▸ What is expected
In the entries below, identify every line with the string "name" and copy it.
***
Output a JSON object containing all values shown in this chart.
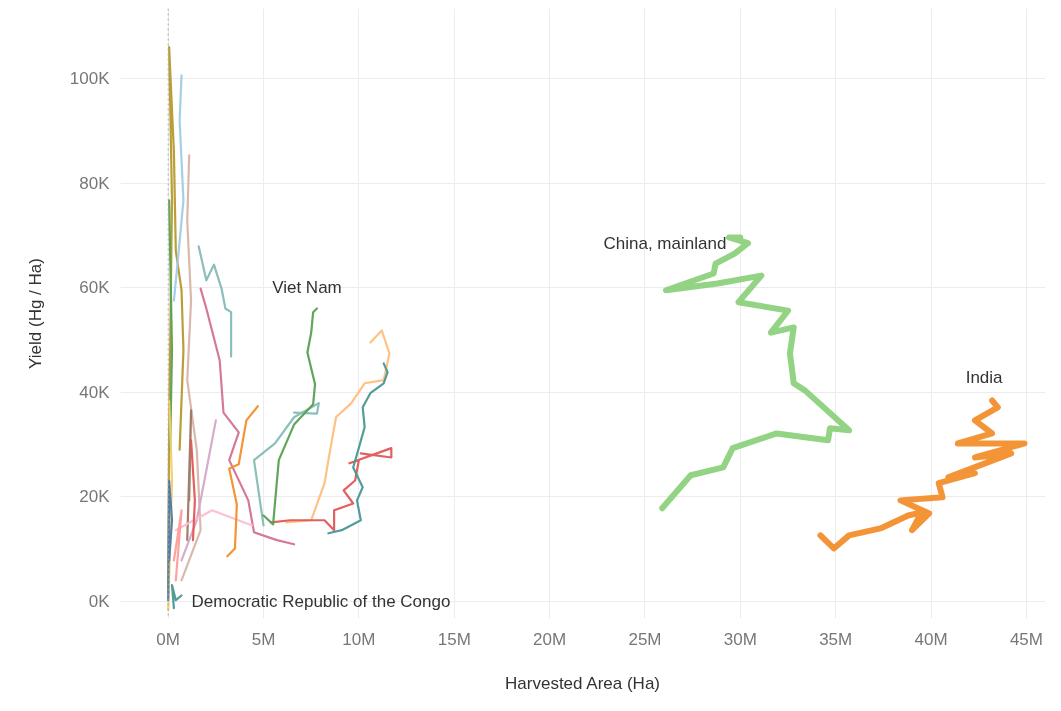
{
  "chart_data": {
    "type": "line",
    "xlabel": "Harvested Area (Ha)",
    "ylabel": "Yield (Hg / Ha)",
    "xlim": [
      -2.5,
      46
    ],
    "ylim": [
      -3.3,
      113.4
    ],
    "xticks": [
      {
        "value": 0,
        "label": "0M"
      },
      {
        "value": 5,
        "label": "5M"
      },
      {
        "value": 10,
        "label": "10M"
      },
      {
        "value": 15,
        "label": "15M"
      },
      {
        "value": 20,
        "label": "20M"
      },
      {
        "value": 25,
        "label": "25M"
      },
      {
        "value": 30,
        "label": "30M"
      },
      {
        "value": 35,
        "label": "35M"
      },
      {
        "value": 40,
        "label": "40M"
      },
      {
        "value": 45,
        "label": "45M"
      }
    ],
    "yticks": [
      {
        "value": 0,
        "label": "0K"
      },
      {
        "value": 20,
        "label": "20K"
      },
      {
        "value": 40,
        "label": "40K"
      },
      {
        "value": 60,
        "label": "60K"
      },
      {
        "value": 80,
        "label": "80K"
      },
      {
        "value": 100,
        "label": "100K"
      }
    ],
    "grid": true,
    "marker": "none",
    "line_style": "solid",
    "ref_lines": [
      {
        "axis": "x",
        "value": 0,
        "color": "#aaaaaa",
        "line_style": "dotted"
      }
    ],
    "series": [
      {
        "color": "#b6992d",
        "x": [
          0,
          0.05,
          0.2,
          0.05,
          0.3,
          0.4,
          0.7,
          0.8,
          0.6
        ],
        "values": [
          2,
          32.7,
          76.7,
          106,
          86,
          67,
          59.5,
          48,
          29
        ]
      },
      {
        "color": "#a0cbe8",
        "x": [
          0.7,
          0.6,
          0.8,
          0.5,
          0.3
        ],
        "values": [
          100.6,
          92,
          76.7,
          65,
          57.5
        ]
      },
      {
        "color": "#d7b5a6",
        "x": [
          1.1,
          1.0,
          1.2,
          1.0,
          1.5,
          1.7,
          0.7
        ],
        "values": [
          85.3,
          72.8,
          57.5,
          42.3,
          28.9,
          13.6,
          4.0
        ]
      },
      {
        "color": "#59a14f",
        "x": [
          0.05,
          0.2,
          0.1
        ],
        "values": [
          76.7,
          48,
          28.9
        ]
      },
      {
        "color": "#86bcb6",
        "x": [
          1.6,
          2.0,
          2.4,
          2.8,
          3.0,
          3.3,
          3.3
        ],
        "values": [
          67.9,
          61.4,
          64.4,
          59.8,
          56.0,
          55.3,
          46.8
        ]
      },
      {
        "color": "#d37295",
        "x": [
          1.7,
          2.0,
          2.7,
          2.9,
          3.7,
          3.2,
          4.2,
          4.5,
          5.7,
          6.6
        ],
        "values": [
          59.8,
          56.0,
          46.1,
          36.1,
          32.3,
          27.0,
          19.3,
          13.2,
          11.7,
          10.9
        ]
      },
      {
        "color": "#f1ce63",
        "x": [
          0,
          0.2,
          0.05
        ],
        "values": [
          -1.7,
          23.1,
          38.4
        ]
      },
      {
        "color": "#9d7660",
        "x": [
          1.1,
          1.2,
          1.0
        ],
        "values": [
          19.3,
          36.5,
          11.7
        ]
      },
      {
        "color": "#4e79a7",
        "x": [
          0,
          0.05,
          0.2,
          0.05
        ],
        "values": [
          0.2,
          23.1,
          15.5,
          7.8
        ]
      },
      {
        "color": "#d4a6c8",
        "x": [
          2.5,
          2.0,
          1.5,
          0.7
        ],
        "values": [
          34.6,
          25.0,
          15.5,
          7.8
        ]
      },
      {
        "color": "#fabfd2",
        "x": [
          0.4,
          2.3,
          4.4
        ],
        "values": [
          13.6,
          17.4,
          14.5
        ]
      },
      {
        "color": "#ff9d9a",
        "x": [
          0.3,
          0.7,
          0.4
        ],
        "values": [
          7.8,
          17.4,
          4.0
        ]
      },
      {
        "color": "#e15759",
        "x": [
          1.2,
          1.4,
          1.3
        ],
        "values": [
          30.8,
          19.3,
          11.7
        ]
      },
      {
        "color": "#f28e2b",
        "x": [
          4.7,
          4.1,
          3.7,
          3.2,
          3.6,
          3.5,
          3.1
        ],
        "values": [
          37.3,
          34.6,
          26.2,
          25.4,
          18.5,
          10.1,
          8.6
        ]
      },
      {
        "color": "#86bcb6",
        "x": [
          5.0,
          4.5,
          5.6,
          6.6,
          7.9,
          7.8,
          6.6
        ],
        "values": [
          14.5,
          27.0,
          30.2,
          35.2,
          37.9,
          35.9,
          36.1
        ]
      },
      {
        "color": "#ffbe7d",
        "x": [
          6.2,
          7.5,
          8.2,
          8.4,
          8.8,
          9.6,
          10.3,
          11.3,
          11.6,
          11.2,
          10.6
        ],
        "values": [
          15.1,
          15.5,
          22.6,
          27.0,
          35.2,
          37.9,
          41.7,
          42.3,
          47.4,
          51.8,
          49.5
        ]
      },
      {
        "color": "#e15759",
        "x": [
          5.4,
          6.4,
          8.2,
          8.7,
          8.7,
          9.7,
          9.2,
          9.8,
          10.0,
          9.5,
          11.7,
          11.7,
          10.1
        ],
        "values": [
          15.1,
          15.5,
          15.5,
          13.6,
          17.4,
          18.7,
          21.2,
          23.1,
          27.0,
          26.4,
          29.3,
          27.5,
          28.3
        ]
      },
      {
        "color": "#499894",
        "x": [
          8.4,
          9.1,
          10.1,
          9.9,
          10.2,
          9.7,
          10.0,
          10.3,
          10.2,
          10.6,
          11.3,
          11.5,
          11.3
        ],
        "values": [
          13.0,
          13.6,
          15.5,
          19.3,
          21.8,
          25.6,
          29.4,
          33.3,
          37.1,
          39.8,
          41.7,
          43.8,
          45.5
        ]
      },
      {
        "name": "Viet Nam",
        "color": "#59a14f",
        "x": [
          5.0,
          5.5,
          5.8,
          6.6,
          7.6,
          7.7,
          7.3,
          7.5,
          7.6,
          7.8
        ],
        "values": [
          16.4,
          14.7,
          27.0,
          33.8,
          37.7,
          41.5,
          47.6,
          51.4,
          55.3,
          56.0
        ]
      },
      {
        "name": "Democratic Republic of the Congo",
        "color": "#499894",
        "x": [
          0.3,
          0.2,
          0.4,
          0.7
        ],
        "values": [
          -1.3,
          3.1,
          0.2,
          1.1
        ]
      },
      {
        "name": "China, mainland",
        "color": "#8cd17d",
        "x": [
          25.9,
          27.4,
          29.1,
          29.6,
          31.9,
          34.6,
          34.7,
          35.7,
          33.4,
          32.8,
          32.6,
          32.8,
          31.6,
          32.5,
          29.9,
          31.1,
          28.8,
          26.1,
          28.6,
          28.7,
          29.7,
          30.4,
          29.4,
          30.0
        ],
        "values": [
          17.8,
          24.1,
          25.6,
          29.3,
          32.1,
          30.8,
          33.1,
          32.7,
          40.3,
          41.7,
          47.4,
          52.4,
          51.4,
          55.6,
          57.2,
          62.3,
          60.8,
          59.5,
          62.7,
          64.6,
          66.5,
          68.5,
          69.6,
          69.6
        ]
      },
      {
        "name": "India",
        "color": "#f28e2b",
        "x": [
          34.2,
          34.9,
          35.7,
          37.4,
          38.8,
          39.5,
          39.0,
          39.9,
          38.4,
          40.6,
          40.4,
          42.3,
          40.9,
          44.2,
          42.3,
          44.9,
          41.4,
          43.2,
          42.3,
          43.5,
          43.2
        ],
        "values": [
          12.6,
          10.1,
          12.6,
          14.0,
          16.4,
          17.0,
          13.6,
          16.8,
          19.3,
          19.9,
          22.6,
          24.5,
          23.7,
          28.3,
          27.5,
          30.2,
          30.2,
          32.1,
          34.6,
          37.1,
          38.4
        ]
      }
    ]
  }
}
***
▸ Full response
        "name": "Viet Nam",
        "name": "Democratic Republic of the Congo",
        "name": "China, mainland",
        "name": "India",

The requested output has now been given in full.